====== Texte à lire ======

Cependant, en dépit de l’influence de Bacon et de Saint Bonaventure, en dépit des condamnations portées par Robert Kilwardby et par Jean Peckham, Richard de Middleton est bien loin d’admettre en totalité l’opinion d’Avicébron sur la matière et la forme.

De cette opinion, à dire vrai, il ne garde guère qu’une affirmation, c’est que les créatures intellectuelles telles que les anges, sont composées de matière et de forme[4] . La raison qu’il donne de l’existence d’une matière en la substance angélique est aussi éloignée de la lettre d’Aristote que de l’esprit d’Avicébron.

====== Lignes de données ======

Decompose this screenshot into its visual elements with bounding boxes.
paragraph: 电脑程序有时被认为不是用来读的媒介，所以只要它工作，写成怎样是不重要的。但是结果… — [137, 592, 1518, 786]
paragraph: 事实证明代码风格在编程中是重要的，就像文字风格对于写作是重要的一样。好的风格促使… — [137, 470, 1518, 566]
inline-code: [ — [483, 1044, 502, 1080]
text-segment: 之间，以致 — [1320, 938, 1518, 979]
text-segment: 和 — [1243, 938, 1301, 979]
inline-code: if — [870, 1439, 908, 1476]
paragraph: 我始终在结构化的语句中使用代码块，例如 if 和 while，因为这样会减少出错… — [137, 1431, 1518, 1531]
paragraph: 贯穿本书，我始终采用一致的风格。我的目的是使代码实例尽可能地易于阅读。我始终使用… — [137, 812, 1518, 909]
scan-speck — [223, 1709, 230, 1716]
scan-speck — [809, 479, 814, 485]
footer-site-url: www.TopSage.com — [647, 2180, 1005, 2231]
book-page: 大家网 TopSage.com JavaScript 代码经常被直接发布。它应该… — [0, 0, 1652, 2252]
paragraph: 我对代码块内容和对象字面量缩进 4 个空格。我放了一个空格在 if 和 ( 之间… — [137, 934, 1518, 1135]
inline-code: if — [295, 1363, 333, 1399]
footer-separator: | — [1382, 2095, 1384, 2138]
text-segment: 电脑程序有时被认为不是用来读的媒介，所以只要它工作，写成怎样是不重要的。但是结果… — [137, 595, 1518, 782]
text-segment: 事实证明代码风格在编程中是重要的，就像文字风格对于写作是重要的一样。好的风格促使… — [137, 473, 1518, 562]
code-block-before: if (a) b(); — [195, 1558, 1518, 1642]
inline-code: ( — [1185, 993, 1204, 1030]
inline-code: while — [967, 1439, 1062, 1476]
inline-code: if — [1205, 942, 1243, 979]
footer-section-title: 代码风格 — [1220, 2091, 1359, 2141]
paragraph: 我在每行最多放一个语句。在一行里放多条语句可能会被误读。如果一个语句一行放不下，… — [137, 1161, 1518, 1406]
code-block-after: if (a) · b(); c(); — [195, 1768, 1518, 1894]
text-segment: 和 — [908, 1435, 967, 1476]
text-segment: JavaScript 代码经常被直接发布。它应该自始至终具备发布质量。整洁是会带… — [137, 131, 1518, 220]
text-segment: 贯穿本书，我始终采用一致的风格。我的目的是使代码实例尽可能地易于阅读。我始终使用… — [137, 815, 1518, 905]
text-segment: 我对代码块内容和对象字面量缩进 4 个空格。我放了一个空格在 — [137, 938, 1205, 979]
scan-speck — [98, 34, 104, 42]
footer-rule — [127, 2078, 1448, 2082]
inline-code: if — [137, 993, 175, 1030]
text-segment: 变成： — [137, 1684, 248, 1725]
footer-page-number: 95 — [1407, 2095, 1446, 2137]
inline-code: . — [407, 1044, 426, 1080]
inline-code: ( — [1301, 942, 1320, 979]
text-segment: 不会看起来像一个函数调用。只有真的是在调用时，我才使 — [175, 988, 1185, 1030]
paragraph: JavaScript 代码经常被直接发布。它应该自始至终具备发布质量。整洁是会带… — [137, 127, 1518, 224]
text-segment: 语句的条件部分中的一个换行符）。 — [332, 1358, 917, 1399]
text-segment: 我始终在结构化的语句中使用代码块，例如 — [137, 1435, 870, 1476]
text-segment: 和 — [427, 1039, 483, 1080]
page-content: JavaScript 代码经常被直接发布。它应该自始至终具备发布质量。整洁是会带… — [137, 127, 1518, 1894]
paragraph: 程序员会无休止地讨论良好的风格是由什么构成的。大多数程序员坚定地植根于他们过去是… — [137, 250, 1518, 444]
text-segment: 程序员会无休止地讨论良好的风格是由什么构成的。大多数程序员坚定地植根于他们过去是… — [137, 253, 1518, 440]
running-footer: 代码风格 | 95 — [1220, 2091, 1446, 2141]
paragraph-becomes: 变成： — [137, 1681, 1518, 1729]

======

** Exercices à traiter **
A: D’après le texte sur Richard de Middleton, quelle affirmation de l’opinion d’Avicébron celui-ci conserve-t-il ?
B: Veuillez extraire du texte sur Richard de Middleton le passage qui commence par « De cette opinion, à » et se poursuit jusqu’à « de l’esprit d’Avicébron. ».

** Corrigés détaillés **
A: Que les créatures intellectuelles, telles que les anges, sont composées de matière et de forme.

B:
De cette opinion, à dire vrai, il ne garde guère qu’une affirmation, c’est que les créatures intellectuelles telles que les anges, sont composées de matière et de forme[4] . La raison qu’il donne de l’existence d’une matière en la substance angélique est aussi éloignée de la lettre d’Aristote que de l’esprit d’Avicébron.